#### Written instruction:
Please extract, unchanged, the part of the records that opens with the line containing "For every button, label, input, icon, or" and closes with the line containing "plot-area: [282, 152, 908, 840]", both of those lines included.

#### Data for the task:
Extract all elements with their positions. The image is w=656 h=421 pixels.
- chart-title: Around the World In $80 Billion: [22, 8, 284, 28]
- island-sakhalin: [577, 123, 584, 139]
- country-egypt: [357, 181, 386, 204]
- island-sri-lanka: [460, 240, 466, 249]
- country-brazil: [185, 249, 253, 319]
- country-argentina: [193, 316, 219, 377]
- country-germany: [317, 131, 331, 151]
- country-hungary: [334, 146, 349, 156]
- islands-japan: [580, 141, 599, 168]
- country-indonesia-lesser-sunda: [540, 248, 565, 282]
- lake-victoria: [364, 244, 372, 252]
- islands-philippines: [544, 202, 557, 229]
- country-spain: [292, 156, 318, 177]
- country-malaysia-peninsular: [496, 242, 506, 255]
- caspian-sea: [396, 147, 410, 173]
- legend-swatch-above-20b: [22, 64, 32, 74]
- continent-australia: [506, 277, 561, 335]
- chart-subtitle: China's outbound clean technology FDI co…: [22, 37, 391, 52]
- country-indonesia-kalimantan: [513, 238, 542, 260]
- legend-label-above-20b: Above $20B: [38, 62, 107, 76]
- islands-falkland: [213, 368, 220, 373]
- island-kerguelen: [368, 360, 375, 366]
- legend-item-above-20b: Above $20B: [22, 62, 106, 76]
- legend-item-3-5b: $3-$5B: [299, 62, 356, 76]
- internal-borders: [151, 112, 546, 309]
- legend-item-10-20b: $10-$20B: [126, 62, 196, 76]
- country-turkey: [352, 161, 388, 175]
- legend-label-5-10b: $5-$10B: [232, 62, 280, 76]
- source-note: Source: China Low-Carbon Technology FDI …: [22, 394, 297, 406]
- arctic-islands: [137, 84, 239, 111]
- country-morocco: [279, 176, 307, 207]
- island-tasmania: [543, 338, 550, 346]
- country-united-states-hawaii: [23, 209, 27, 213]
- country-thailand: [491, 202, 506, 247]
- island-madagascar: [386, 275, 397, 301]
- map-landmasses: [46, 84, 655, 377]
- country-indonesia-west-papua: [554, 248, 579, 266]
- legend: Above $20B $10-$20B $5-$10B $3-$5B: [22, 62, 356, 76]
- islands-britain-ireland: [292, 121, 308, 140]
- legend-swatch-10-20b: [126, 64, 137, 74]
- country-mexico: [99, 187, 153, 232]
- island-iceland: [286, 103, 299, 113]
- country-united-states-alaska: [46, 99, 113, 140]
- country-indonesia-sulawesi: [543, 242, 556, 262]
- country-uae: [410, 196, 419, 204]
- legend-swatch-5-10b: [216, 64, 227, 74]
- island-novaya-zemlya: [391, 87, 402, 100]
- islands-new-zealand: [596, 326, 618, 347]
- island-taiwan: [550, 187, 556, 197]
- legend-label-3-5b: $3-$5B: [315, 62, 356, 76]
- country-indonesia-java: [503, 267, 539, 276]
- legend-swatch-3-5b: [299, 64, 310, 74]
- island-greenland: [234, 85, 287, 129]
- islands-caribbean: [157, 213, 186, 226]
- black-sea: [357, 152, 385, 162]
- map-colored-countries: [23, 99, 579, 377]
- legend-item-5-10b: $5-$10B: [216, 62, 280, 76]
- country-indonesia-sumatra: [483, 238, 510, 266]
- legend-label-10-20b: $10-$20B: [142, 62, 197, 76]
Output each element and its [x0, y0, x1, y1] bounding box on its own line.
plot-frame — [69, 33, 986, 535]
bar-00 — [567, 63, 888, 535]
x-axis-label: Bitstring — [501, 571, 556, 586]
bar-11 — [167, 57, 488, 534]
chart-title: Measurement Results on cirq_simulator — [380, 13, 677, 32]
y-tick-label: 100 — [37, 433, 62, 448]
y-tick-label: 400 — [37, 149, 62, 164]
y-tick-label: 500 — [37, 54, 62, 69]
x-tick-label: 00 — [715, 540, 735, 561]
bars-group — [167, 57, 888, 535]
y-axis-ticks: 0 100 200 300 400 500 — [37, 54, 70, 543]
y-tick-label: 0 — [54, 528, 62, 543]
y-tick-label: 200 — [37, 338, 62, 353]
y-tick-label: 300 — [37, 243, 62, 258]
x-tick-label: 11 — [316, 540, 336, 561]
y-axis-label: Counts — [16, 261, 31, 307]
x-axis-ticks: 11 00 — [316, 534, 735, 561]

---

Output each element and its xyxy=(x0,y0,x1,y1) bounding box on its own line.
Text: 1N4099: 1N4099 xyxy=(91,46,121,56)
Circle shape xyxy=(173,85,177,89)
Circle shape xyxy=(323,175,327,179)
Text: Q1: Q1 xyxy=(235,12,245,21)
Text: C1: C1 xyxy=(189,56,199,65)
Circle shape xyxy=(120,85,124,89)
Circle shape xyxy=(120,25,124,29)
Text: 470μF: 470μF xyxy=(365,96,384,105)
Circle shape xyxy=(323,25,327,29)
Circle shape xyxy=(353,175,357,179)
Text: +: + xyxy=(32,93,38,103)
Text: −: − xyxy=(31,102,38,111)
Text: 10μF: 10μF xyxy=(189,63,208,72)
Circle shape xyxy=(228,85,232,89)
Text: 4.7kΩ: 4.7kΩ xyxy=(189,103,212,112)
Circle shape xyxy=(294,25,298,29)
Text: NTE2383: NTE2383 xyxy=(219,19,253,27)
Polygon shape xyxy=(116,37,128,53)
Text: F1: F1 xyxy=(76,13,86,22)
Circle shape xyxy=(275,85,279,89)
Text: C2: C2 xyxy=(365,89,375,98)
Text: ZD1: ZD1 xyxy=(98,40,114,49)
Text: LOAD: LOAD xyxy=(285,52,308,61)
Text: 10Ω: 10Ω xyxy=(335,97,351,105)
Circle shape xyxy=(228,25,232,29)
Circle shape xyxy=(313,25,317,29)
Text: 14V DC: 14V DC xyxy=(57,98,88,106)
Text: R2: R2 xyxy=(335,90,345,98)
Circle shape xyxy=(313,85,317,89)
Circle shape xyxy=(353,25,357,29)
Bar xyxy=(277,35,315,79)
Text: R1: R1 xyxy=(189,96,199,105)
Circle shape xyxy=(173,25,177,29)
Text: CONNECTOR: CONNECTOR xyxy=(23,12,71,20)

---

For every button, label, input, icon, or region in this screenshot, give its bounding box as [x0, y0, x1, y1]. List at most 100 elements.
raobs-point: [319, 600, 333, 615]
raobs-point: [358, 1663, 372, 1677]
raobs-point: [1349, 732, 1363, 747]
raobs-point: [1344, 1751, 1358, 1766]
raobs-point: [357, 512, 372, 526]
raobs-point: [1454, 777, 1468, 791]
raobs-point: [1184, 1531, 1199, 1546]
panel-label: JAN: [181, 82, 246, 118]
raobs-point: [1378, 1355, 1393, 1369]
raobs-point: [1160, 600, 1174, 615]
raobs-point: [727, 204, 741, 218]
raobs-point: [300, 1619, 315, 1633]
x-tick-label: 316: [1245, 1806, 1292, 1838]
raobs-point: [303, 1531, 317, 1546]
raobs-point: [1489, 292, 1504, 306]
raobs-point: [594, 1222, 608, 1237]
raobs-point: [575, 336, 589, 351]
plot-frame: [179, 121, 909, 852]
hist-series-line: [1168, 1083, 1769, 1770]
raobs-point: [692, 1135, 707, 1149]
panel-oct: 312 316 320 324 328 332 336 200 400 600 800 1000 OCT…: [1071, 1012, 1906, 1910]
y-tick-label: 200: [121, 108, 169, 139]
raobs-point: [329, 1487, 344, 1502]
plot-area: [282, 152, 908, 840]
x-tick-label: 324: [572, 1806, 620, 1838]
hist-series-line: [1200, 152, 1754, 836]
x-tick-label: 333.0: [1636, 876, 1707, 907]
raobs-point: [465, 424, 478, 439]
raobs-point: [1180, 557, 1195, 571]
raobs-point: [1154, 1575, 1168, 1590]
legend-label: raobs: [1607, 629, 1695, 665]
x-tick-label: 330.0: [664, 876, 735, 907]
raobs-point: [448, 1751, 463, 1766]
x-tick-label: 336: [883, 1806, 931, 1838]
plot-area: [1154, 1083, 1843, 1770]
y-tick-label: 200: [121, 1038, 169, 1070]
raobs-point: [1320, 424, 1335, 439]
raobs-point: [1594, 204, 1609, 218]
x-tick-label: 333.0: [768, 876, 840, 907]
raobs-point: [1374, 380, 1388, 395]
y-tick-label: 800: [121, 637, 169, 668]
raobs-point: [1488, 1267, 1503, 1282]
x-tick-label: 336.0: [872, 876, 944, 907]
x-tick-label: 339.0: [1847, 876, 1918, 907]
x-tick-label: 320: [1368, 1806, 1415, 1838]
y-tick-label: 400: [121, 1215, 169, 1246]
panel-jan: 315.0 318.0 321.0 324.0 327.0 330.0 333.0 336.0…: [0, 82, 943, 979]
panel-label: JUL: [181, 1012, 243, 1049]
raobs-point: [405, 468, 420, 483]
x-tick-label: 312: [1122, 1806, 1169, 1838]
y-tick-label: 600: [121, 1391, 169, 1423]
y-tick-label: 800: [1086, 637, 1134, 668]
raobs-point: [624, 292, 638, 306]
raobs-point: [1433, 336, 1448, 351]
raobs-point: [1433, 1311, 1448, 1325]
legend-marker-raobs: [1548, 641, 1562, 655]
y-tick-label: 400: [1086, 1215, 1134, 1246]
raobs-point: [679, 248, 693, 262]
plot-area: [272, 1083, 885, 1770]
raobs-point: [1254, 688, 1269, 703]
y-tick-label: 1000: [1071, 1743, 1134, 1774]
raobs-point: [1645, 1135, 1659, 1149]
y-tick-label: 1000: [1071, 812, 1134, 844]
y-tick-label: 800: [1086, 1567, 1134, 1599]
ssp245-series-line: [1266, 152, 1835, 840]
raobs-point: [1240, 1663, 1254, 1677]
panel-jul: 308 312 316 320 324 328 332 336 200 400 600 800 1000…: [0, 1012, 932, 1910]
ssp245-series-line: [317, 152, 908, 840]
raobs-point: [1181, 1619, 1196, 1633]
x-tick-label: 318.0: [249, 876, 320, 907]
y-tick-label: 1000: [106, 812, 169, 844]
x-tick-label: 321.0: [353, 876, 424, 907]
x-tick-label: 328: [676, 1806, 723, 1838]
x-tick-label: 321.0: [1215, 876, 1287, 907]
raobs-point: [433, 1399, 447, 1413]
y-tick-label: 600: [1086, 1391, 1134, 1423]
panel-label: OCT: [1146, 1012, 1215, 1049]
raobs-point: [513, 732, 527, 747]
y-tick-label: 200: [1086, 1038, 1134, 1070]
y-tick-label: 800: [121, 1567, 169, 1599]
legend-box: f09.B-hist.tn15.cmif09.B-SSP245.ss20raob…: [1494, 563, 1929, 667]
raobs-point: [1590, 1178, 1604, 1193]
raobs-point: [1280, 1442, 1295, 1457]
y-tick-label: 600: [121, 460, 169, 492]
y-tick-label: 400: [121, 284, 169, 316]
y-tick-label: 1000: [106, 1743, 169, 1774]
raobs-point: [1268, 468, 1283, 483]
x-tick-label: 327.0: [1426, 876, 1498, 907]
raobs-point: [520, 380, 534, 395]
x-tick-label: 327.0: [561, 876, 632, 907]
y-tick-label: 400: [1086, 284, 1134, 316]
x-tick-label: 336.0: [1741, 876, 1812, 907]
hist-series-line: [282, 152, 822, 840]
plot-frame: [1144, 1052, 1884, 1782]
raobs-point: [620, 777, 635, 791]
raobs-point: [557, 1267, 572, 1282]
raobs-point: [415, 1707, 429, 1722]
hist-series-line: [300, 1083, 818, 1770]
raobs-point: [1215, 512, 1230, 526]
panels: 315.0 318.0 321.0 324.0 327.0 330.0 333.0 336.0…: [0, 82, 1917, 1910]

#### The output:
For every button, label, input, icon, or region in this screenshot, give its bounding box as [x0, y0, x1, y1]. List at most 100 elements.
raobs-point: [319, 600, 333, 615]
raobs-point: [358, 1663, 372, 1677]
raobs-point: [1349, 732, 1363, 747]
raobs-point: [1344, 1751, 1358, 1766]
raobs-point: [357, 512, 372, 526]
raobs-point: [1454, 777, 1468, 791]
raobs-point: [1184, 1531, 1199, 1546]
panel-label: JAN: [181, 82, 246, 118]
raobs-point: [1378, 1355, 1393, 1369]
raobs-point: [1160, 600, 1174, 615]
raobs-point: [727, 204, 741, 218]
raobs-point: [300, 1619, 315, 1633]
x-tick-label: 316: [1245, 1806, 1292, 1838]
raobs-point: [303, 1531, 317, 1546]
raobs-point: [1489, 292, 1504, 306]
raobs-point: [594, 1222, 608, 1237]
raobs-point: [575, 336, 589, 351]
plot-frame: [179, 121, 909, 852]
hist-series-line: [1168, 1083, 1769, 1770]
raobs-point: [692, 1135, 707, 1149]
panel-oct: 312 316 320 324 328 332 336 200 400 600 800 1000 OCT…: [1071, 1012, 1906, 1910]
y-tick-label: 200: [121, 108, 169, 139]
raobs-point: [329, 1487, 344, 1502]
plot-area: [282, 152, 908, 840]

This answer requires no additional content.